→ **Given exercise**: Return the whole listing exactly as it stands.

→ **Material for this task**:
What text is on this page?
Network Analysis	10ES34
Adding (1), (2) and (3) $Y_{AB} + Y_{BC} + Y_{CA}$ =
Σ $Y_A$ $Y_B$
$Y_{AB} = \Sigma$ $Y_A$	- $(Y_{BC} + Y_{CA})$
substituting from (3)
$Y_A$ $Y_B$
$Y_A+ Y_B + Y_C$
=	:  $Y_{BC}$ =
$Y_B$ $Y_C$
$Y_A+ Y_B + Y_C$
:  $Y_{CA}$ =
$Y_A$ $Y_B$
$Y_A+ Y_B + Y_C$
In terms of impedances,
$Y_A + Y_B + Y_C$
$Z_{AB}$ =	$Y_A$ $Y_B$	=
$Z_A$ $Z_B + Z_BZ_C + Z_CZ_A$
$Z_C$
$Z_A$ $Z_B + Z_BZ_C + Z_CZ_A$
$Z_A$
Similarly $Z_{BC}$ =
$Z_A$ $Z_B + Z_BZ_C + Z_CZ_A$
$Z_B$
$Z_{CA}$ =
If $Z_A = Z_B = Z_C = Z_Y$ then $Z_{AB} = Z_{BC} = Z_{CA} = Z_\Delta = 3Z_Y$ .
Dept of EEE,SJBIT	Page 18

→ **Completed exercise**:
What text is on this page?
Network Analysis	10ES34
Adding (1), (2) and (3) $Y_{AB} + Y_{BC} + Y_{CA}$ =
Σ $Y_A$ $Y_B$
$Y_{AB} = \Sigma$ $Y_A$	- $(Y_{BC} + Y_{CA})$
substituting from (3)
$Y_A$ $Y_B$
$Y_A+ Y_B + Y_C$
=	:  $Y_{BC}$ =
$Y_B$ $Y_C$
$Y_A+ Y_B + Y_C$
:  $Y_{CA}$ =
$Y_A$ $Y_B$
$Y_A+ Y_B + Y_C$
In terms of impedances,
$Y_A + Y_B + Y_C$
$Z_{AB}$ =	$Y_A$ $Y_B$	=
$Z_A$ $Z_B + Z_BZ_C + Z_CZ_A$
$Z_C$
$Z_A$ $Z_B + Z_BZ_C + Z_CZ_A$
$Z_A$
Similarly $Z_{BC}$ =
$Z_A$ $Z_B + Z_BZ_C + Z_CZ_A$
$Z_B$
$Z_{CA}$ =
If $Z_A = Z_B = Z_C = Z_Y$ then $Z_{AB} = Z_{BC} = Z_{CA} = Z_\Delta = 3Z_Y$ .
Dept of EEE,SJBIT	Page 18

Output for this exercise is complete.